[[ DATA TO USE open ]]

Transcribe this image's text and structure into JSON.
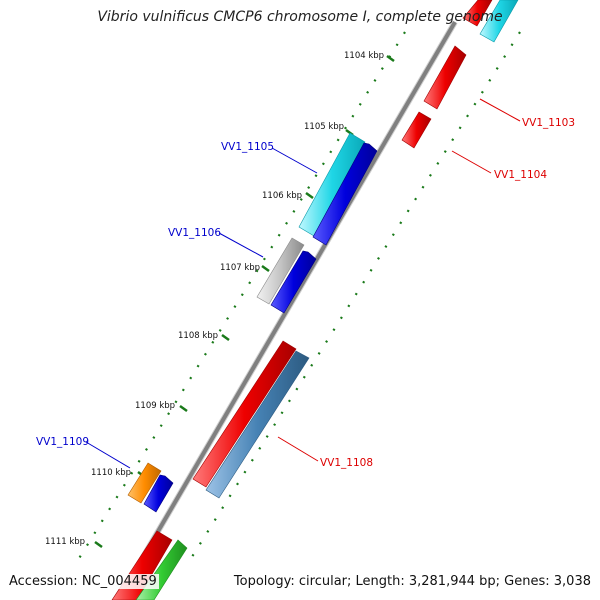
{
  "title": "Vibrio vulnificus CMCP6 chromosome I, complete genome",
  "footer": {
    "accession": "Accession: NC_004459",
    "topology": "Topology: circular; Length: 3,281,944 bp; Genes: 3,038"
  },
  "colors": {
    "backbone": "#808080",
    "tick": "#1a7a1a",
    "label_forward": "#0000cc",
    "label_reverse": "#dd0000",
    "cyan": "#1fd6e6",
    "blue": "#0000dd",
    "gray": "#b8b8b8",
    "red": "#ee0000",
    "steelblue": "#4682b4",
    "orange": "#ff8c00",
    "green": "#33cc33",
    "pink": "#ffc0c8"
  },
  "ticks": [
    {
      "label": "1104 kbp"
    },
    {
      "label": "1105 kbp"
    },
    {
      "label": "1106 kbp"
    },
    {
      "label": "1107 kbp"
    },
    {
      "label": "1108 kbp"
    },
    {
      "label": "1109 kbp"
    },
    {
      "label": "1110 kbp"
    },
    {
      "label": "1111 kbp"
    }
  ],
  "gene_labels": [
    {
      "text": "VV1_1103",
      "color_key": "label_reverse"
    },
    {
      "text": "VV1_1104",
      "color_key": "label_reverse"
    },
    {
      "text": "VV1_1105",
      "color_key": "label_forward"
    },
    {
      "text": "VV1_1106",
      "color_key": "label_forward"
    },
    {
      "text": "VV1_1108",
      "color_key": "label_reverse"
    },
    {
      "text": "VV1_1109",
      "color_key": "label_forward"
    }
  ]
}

[[ DATA TO USE closed ]]

- [TASK REQUIREMENTS] Pictures appear in the records above. Output everything except them, exactly.

- [ANSWER TO THIS TASK]
Transcribe this image's text and structure into JSON.
{
  "title": "Vibrio vulnificus CMCP6 chromosome I, complete genome",
  "footer": {
    "accession": "Accession: NC_004459",
    "topology": "Topology: circular; Length: 3,281,944 bp; Genes: 3,038"
  },
  "colors": {
    "backbone": "#808080",
    "tick": "#1a7a1a",
    "label_forward": "#0000cc",
    "label_reverse": "#dd0000",
    "cyan": "#1fd6e6",
    "blue": "#0000dd",
    "gray": "#b8b8b8",
    "red": "#ee0000",
    "steelblue": "#4682b4",
    "orange": "#ff8c00",
    "green": "#33cc33",
    "pink": "#ffc0c8"
  },
  "ticks": [
    {
      "label": "1104 kbp"
    },
    {
      "label": "1105 kbp"
    },
    {
      "label": "1106 kbp"
    },
    {
      "label": "1107 kbp"
    },
    {
      "label": "1108 kbp"
    },
    {
      "label": "1109 kbp"
    },
    {
      "label": "1110 kbp"
    },
    {
      "label": "1111 kbp"
    }
  ],
  "gene_labels": [
    {
      "text": "VV1_1103",
      "color_key": "label_reverse"
    },
    {
      "text": "VV1_1104",
      "color_key": "label_reverse"
    },
    {
      "text": "VV1_1105",
      "color_key": "label_forward"
    },
    {
      "text": "VV1_1106",
      "color_key": "label_forward"
    },
    {
      "text": "VV1_1108",
      "color_key": "label_reverse"
    },
    {
      "text": "VV1_1109",
      "color_key": "label_forward"
    }
  ]
}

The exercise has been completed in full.